- **Instructions to follow**: Scan the following material for the string "fade" and copy each line in which it appears.

======

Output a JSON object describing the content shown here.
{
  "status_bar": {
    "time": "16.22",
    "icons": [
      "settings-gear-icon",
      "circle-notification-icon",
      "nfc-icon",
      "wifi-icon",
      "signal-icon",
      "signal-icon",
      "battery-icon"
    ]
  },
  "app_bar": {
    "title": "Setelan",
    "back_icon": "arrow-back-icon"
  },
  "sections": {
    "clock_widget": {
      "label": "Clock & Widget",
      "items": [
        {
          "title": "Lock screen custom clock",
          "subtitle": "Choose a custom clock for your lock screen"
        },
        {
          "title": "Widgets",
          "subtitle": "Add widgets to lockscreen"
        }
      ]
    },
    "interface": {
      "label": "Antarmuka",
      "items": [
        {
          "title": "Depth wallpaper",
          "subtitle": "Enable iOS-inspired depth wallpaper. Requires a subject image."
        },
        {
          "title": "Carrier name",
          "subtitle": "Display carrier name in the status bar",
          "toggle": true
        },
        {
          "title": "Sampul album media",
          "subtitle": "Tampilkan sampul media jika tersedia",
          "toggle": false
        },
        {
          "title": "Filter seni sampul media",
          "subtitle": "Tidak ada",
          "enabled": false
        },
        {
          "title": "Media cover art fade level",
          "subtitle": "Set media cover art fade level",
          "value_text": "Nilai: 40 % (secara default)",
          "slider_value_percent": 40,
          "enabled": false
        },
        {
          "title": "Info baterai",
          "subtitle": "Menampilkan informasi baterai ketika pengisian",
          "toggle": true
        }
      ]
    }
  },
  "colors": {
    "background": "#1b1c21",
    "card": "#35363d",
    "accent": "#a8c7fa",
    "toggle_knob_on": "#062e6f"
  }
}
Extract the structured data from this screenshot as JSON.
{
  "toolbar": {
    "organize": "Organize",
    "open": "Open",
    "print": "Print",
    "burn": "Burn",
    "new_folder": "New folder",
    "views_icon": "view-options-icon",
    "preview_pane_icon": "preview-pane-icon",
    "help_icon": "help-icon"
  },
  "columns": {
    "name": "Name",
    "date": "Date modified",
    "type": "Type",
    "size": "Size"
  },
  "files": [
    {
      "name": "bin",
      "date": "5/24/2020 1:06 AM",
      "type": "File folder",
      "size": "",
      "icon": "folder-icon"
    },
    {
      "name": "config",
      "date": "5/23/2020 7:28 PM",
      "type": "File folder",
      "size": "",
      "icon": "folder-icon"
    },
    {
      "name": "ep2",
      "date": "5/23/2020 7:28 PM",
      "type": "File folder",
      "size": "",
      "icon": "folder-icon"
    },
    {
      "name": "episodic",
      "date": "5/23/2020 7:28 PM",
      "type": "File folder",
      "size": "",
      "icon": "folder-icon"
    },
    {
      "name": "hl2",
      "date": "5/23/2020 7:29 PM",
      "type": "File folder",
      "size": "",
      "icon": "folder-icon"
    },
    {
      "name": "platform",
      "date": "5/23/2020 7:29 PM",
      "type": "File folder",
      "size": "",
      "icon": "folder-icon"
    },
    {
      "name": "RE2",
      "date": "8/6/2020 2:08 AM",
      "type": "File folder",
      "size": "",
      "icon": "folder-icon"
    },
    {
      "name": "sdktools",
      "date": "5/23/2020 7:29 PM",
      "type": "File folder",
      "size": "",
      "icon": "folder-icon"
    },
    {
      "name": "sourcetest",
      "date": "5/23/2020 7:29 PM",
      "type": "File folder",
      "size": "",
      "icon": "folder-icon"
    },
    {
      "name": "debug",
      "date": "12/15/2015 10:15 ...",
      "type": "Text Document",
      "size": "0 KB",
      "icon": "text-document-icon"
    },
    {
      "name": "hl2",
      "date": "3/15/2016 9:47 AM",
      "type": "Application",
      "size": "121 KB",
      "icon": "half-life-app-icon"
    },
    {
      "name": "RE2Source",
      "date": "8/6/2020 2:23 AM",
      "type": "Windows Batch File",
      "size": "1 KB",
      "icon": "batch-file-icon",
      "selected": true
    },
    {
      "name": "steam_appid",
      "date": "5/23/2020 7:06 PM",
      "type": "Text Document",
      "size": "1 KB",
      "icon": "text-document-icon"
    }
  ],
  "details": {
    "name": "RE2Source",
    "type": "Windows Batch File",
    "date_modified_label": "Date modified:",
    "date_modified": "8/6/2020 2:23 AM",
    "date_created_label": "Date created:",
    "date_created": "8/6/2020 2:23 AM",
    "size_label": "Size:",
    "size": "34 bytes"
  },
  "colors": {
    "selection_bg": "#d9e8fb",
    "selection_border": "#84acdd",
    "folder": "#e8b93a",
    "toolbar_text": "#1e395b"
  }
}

======

- **Result of this task**:
          "title": "Media cover art fade level",
          "subtitle": "Set media cover art fade level",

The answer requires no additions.